%%

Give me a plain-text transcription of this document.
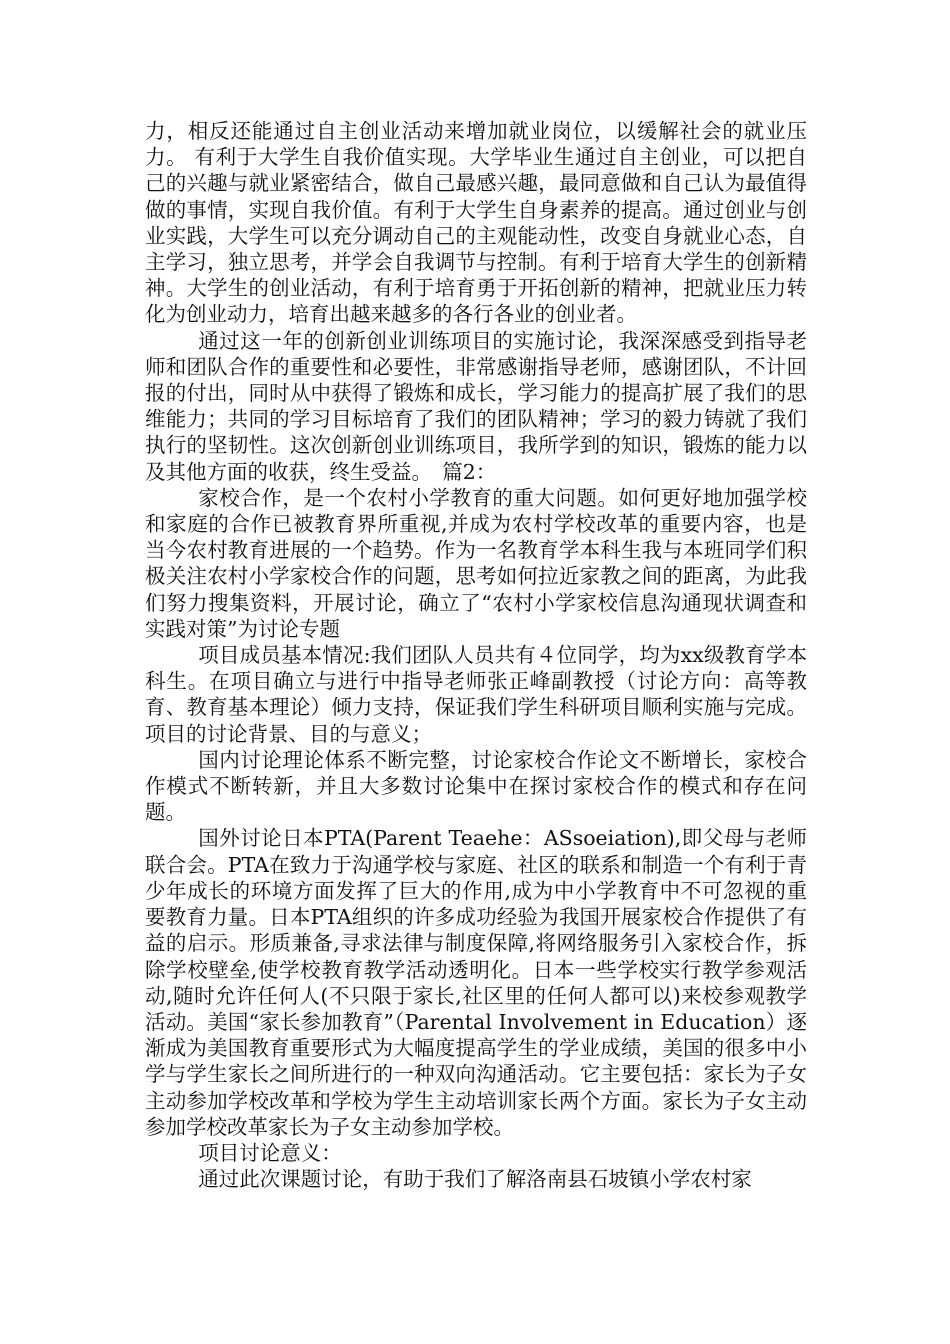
力，相反还能通过自主创业活动来增加就业岗位，以缓解社会的就业压力。 有利于大学生自我价值实现。大学毕业生通过自主创业，可以把自己的兴趣与就业紧密结合，做自己最感兴趣，最同意做和自己认为最值得做的事情，实现自我价值。有利于大学生自身素养的提高。通过创业与创业实践，大学生可以充分调动自己的主观能动性，改变自身就业心态，自主学习，独立思考，并学会自我调节与控制。有利于培育大学生的创新精神。大学生的创业活动，有利于培育勇于开拓创新的精神，把就业压力转化为创业动力，培育出越来越多的各行各业的创业者。

通过这一年的创新创业训练项目的实施讨论，我深深感受到指导老师和团队合作的重要性和必要性，非常感谢指导老师，感谢团队，不计回报的付出，同时从中获得了锻炼和成长，学习能力的提高扩展了我们的思维能力；共同的学习目标培育了我们的团队精神；学习的毅力铸就了我们执行的坚韧性。这次创新创业训练项目，我所学到的知识，锻炼的能力以及其他方面的收获，终生受益。　篇2：

家校合作，是一个农村小学教育的重大问题。如何更好地加强学校和家庭的合作已被教育界所重视,并成为农村学校改革的重要内容，也是当今农村教育进展的一个趋势。作为一名教育学本科生我与本班同学们积极关注农村小学家校合作的问题，思考如何拉近家教之间的距离，为此我们努力搜集资料，开展讨论，确立了“农村小学家校信息沟通现状调查和实践对策”为讨论专题

项目成员基本情况:我们团队人员共有４位同学，均为xx级教育学本科生。在项目确立与进行中指导老师张正峰副教授（讨论方向：高等教育、教育基本理论）倾力支持，保证我们学生科研项目顺利实施与完成。 项目的讨论背景、目的与意义；

国内讨论理论体系不断完整，讨论家校合作论文不断增长，家校合作模式不断转新，并且大多数讨论集中在探讨家校合作的模式和存在问题。

国外讨论日本PTA(Parent Teaehe：ASsoeiation),即父母与老师联合会。PTA在致力于沟通学校与家庭、社区的联系和制造一个有利于青少年成长的环境方面发挥了巨大的作用,成为中小学教育中不可忽视的重要教育力量。日本PTA组织的许多成功经验为我国开展家校合作提供了有益的启示。形质兼备,寻求法律与制度保障,将网络服务引入家校合作，拆除学校壁垒,使学校教育教学活动透明化。日本一些学校实行教学参观活动,随时允许任何人(不只限于家长,社区里的任何人都可以)来校参观教学活动。美国“家长参加教育”（Parental Involvement in Education）逐渐成为美国教育重要形式为大幅度提高学生的学业成绩，美国的很多中小学与学生家长之间所进行的一种双向沟通活动。它主要包括：家长为子女主动参加学校改革和学校为学生主动培训家长两个方面。家长为子女主动参加学校改革家长为子女主动参加学校。

项目讨论意义：

通过此次课题讨论，有助于我们了解洛南县石坡镇小学农村家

%%

• Task requirements
Every entry must be written out exactly, with all pictures left out.

• Correct output
Give me a plain-text transcription of this document.
力，相反还能通过自主创业活动来增加就业岗位，以缓解社会的就业压力。 有利于大学生自我价值实现。大学毕业生通过自主创业，可以把自己的兴趣与就业紧密结合，做自己最感兴趣，最同意做和自己认为最值得做的事情，实现自我价值。有利于大学生自身素养的提高。通过创业与创业实践，大学生可以充分调动自己的主观能动性，改变自身就业心态，自主学习，独立思考，并学会自我调节与控制。有利于培育大学生的创新精神。大学生的创业活动，有利于培育勇于开拓创新的精神，把就业压力转化为创业动力，培育出越来越多的各行各业的创业者。

通过这一年的创新创业训练项目的实施讨论，我深深感受到指导老师和团队合作的重要性和必要性，非常感谢指导老师，感谢团队，不计回报的付出，同时从中获得了锻炼和成长，学习能力的提高扩展了我们的思维能力；共同的学习目标培育了我们的团队精神；学习的毅力铸就了我们执行的坚韧性。这次创新创业训练项目，我所学到的知识，锻炼的能力以及其他方面的收获，终生受益。　篇2：

家校合作，是一个农村小学教育的重大问题。如何更好地加强学校和家庭的合作已被教育界所重视,并成为农村学校改革的重要内容，也是当今农村教育进展的一个趋势。作为一名教育学本科生我与本班同学们积极关注农村小学家校合作的问题，思考如何拉近家教之间的距离，为此我们努力搜集资料，开展讨论，确立了“农村小学家校信息沟通现状调查和实践对策”为讨论专题

项目成员基本情况:我们团队人员共有４位同学，均为xx级教育学本科生。在项目确立与进行中指导老师张正峰副教授（讨论方向：高等教育、教育基本理论）倾力支持，保证我们学生科研项目顺利实施与完成。 项目的讨论背景、目的与意义；

国内讨论理论体系不断完整，讨论家校合作论文不断增长，家校合作模式不断转新，并且大多数讨论集中在探讨家校合作的模式和存在问题。

国外讨论日本PTA(Parent Teaehe：ASsoeiation),即父母与老师联合会。PTA在致力于沟通学校与家庭、社区的联系和制造一个有利于青少年成长的环境方面发挥了巨大的作用,成为中小学教育中不可忽视的重要教育力量。日本PTA组织的许多成功经验为我国开展家校合作提供了有益的启示。形质兼备,寻求法律与制度保障,将网络服务引入家校合作，拆除学校壁垒,使学校教育教学活动透明化。日本一些学校实行教学参观活动,随时允许任何人(不只限于家长,社区里的任何人都可以)来校参观教学活动。美国“家长参加教育”（Parental Involvement in Education）逐渐成为美国教育重要形式为大幅度提高学生的学业成绩，美国的很多中小学与学生家长之间所进行的一种双向沟通活动。它主要包括：家长为子女主动参加学校改革和学校为学生主动培训家长两个方面。家长为子女主动参加学校改革家长为子女主动参加学校。

项目讨论意义：

通过此次课题讨论，有助于我们了解洛南县石坡镇小学农村家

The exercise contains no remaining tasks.